#### EXERCISE INSTRUCTIONS:
Would you write out the entries below, every one of them, exactly?

Data records
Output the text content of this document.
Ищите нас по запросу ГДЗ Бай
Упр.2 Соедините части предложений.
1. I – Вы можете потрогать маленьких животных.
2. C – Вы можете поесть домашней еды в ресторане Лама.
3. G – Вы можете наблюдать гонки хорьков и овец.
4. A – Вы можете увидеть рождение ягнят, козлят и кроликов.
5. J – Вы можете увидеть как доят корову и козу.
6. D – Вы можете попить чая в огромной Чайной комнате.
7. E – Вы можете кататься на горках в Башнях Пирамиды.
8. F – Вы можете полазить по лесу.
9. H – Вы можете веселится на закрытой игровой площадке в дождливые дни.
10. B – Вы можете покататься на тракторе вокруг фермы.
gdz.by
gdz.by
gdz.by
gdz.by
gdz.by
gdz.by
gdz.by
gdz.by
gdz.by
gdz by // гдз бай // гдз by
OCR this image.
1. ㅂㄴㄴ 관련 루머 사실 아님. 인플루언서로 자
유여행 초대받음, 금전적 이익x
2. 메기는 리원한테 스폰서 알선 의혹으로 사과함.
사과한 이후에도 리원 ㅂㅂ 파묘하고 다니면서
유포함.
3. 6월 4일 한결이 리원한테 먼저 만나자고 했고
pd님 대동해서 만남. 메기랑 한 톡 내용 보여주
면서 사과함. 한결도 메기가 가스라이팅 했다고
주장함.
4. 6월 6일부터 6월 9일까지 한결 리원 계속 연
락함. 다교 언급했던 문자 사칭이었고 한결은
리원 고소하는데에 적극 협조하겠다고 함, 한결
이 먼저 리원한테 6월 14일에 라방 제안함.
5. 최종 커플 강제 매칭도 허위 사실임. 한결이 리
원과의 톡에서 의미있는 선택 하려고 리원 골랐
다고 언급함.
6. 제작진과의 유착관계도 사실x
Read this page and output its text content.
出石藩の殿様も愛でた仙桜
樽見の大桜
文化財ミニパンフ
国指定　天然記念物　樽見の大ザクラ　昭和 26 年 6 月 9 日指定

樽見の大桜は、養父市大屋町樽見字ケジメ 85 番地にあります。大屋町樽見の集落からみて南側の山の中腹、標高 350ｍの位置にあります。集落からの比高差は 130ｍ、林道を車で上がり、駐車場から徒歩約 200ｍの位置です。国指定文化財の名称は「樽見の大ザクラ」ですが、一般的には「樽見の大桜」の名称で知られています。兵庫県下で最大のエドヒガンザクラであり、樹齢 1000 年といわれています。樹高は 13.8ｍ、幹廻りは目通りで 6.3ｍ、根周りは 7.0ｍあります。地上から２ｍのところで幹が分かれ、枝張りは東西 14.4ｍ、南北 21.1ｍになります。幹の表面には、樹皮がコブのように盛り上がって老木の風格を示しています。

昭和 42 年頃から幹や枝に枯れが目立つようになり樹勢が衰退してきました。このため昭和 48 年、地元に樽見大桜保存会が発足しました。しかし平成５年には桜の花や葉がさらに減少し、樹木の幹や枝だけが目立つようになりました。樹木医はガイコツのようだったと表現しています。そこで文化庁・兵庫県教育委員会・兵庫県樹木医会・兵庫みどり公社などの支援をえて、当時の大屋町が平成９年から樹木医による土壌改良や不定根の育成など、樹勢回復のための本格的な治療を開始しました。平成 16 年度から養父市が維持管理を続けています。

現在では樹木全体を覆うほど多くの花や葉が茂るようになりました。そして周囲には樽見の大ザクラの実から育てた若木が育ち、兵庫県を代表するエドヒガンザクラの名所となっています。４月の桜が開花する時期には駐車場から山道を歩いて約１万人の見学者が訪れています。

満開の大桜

#### RESPONSE:
Output the text content of this document.
Ищите нас по запросу ГДЗ Бай
Упр.2 Соедините части предложений.
1. I – Вы можете потрогать маленьких животных.
2. C – Вы можете поесть домашней еды в ресторане Лама.
3. G – Вы можете наблюдать гонки хорьков и овец.
4. A – Вы можете увидеть рождение ягнят, козлят и кроликов.
5. J – Вы можете увидеть как доят корову и козу.
6. D – Вы можете попить чая в огромной Чайной комнате.
7. E – Вы можете кататься на горках в Башнях Пирамиды.
8. F – Вы можете полазить по лесу.
9. H – Вы можете веселится на закрытой игровой площадке в дождливые дни.
10. B – Вы можете покататься на тракторе вокруг фермы.
gdz.by
gdz.by
gdz.by
gdz.by
gdz.by
gdz.by
gdz.by
gdz.by
gdz.by
gdz by // гдз бай // гдз by
OCR this image.
1. ㅂㄴㄴ 관련 루머 사실 아님. 인플루언서로 자
유여행 초대받음, 금전적 이익x
2. 메기는 리원한테 스폰서 알선 의혹으로 사과함.
사과한 이후에도 리원 ㅂㅂ 파묘하고 다니면서
유포함.
3. 6월 4일 한결이 리원한테 먼저 만나자고 했고
pd님 대동해서 만남. 메기랑 한 톡 내용 보여주
면서 사과함. 한결도 메기가 가스라이팅 했다고
주장함.
4. 6월 6일부터 6월 9일까지 한결 리원 계속 연
락함. 다교 언급했던 문자 사칭이었고 한결은
리원 고소하는데에 적극 협조하겠다고 함, 한결
이 먼저 리원한테 6월 14일에 라방 제안함.
5. 최종 커플 강제 매칭도 허위 사실임. 한결이 리
원과의 톡에서 의미있는 선택 하려고 리원 골랐
다고 언급함.
6. 제작진과의 유착관계도 사실x
Read this page and output its text content.
出石藩の殿様も愛でた仙桜
樽見の大桜
文化財ミニパンフ
国指定　天然記念物　樽見の大ザクラ　昭和 26 年 6 月 9 日指定

樽見の大桜は、養父市大屋町樽見字ケジメ 85 番地にあります。大屋町樽見の集落からみて南側の山の中腹、標高 350ｍの位置にあります。集落からの比高差は 130ｍ、林道を車で上がり、駐車場から徒歩約 200ｍの位置です。国指定文化財の名称は「樽見の大ザクラ」ですが、一般的には「樽見の大桜」の名称で知られています。兵庫県下で最大のエドヒガンザクラであり、樹齢 1000 年といわれています。樹高は 13.8ｍ、幹廻りは目通りで 6.3ｍ、根周りは 7.0ｍあります。地上から２ｍのところで幹が分かれ、枝張りは東西 14.4ｍ、南北 21.1ｍになります。幹の表面には、樹皮がコブのように盛り上がって老木の風格を示しています。

昭和 42 年頃から幹や枝に枯れが目立つようになり樹勢が衰退してきました。このため昭和 48 年、地元に樽見大桜保存会が発足しました。しかし平成５年には桜の花や葉がさらに減少し、樹木の幹や枝だけが目立つようになりました。樹木医はガイコツのようだったと表現しています。そこで文化庁・兵庫県教育委員会・兵庫県樹木医会・兵庫みどり公社などの支援をえて、当時の大屋町が平成９年から樹木医による土壌改良や不定根の育成など、樹勢回復のための本格的な治療を開始しました。平成 16 年度から養父市が維持管理を続けています。

現在では樹木全体を覆うほど多くの花や葉が茂るようになりました。そして周囲には樽見の大ザクラの実から育てた若木が育ち、兵庫県を代表するエドヒガンザクラの名所となっています。４月の桜が開花する時期には駐車場から山道を歩いて約１万人の見学者が訪れています。

満開の大桜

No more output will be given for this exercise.